Show all lines from the data that include the word "them".

[Start of Dataset records]

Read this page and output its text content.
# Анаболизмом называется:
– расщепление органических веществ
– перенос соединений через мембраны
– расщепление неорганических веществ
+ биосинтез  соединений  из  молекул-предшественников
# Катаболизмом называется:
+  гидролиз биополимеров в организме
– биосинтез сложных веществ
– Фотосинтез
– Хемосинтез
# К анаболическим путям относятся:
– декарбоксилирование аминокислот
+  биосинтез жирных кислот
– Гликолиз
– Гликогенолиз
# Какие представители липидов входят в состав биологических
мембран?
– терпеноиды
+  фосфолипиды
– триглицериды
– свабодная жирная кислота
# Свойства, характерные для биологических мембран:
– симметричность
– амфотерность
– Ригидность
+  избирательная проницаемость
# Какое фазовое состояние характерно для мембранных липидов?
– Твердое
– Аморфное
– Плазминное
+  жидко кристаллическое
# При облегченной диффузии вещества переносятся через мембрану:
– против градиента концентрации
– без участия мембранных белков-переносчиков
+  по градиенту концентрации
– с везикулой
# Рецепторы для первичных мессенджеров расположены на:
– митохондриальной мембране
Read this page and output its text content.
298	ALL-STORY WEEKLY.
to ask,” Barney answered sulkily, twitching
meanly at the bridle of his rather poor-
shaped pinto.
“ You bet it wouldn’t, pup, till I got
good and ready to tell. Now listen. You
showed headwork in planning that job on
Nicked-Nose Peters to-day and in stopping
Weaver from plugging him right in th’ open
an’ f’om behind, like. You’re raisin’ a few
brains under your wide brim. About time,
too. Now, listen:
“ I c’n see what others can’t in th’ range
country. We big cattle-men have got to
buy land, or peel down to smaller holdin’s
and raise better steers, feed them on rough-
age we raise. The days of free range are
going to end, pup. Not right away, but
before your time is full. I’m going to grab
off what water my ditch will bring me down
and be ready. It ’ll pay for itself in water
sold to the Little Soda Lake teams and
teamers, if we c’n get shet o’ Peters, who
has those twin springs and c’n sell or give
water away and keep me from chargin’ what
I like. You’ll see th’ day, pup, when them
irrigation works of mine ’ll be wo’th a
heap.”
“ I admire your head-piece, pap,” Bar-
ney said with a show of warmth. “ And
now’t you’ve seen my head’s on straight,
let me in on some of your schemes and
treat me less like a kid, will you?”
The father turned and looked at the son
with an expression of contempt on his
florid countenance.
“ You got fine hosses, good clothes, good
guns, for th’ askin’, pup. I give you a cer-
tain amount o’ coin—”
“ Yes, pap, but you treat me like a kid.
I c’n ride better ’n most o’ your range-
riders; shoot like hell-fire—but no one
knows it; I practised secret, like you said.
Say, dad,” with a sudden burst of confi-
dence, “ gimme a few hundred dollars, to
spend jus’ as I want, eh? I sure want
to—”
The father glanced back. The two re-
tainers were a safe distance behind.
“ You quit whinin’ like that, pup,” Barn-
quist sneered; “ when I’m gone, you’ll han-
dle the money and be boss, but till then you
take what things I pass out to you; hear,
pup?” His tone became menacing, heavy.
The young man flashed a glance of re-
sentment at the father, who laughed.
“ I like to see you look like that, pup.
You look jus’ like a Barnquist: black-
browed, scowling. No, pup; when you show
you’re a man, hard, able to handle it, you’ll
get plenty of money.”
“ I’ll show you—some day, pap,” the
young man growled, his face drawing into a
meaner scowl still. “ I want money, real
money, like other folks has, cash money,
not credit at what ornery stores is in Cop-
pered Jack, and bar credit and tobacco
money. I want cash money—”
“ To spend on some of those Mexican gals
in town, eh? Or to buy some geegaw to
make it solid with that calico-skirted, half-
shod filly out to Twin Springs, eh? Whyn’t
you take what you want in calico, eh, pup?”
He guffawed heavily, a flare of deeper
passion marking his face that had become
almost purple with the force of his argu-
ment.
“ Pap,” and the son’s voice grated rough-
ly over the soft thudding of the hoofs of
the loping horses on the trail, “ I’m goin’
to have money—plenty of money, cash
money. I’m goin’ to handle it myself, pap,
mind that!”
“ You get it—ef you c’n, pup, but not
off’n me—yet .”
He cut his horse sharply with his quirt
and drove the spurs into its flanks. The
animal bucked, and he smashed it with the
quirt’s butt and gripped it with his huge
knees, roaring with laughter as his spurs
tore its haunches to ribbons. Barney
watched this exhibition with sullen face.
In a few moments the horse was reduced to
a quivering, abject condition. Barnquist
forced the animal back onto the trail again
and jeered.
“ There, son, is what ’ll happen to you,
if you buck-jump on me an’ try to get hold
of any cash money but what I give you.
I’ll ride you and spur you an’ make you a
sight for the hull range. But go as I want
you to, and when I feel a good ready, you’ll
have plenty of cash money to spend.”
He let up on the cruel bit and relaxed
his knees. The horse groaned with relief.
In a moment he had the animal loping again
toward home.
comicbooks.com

[End of Dataset records]

[Worked solution]
and raise better steers, feed them on rough-
I like. You’ll see th’ day, pup, when them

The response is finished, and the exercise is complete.